(Figure collection entries)
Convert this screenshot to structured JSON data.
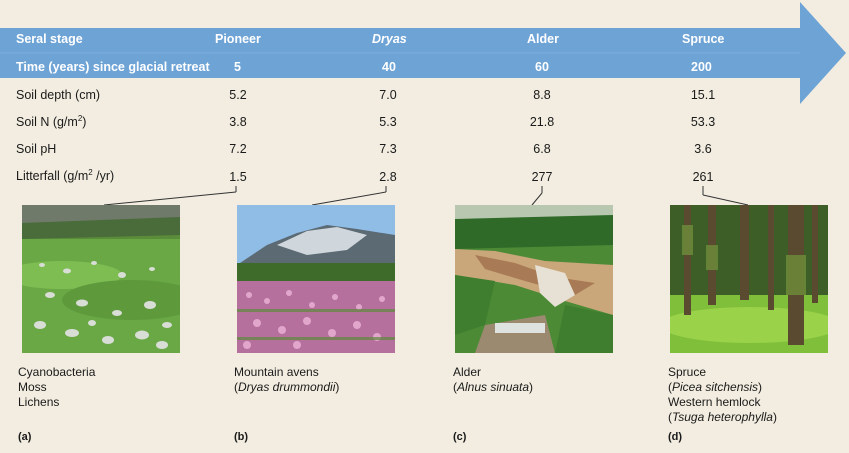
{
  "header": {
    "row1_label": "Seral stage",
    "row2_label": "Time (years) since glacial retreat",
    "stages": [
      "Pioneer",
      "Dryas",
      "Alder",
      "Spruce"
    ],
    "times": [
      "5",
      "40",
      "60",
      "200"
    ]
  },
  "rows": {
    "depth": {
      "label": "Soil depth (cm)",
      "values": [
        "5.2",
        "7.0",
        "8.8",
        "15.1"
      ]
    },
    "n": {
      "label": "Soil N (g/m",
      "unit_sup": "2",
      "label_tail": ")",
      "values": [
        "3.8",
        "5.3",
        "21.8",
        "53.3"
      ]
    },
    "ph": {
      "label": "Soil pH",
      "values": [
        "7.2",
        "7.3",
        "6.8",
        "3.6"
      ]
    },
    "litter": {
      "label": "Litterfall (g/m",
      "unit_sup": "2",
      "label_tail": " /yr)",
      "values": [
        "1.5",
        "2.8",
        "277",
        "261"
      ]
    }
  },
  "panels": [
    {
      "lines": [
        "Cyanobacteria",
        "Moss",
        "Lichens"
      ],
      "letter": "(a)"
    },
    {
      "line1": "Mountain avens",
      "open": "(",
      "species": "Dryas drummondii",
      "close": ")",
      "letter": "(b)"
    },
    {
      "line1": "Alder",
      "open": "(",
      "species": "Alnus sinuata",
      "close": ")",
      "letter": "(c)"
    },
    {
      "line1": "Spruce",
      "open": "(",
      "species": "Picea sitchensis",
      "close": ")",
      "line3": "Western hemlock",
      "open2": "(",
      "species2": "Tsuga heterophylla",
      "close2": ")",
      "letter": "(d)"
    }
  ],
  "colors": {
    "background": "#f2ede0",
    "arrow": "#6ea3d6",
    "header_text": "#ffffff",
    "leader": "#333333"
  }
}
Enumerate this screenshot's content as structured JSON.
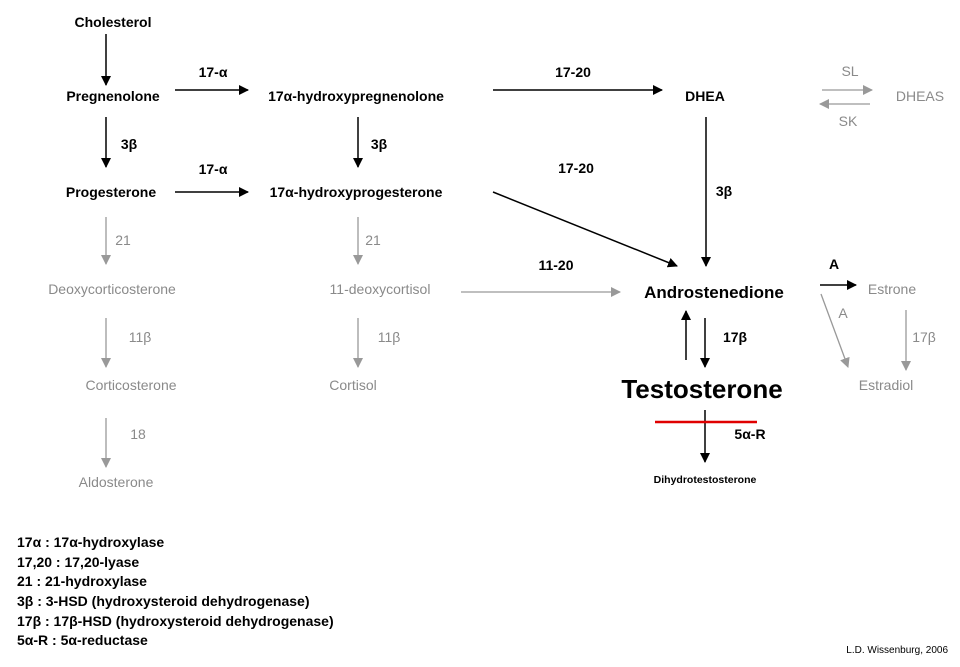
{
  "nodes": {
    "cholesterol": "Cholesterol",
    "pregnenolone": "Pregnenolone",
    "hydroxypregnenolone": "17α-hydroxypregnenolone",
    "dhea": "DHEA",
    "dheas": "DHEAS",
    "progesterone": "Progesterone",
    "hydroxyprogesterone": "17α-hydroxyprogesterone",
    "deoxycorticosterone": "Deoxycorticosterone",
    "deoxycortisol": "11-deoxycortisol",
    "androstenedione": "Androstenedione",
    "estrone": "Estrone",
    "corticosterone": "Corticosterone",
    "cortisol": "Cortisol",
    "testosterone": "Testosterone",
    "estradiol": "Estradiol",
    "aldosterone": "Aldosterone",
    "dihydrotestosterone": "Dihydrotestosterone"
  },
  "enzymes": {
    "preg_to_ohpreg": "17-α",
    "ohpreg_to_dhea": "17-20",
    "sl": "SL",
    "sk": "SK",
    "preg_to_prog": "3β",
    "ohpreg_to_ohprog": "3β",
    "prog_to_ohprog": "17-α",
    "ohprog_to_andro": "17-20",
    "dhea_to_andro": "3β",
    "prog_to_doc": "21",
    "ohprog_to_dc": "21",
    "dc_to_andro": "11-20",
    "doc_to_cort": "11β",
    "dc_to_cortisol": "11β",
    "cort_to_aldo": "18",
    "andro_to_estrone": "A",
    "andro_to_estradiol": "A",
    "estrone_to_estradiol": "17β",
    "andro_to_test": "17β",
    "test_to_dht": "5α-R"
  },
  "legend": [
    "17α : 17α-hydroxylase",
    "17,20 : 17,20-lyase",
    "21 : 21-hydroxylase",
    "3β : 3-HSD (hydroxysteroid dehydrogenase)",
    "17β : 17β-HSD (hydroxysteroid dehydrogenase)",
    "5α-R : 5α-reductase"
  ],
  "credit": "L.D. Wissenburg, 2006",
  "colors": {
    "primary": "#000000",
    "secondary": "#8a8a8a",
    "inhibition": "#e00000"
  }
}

**Exercise details**
Filter the records down to the lines containing the word "hydroxysteroid", and copy those.

**Response for this exercise**
    "3β : 3-HSD (hydroxysteroid dehydrogenase)",
    "17β : 17β-HSD (hydroxysteroid dehydrogenase)",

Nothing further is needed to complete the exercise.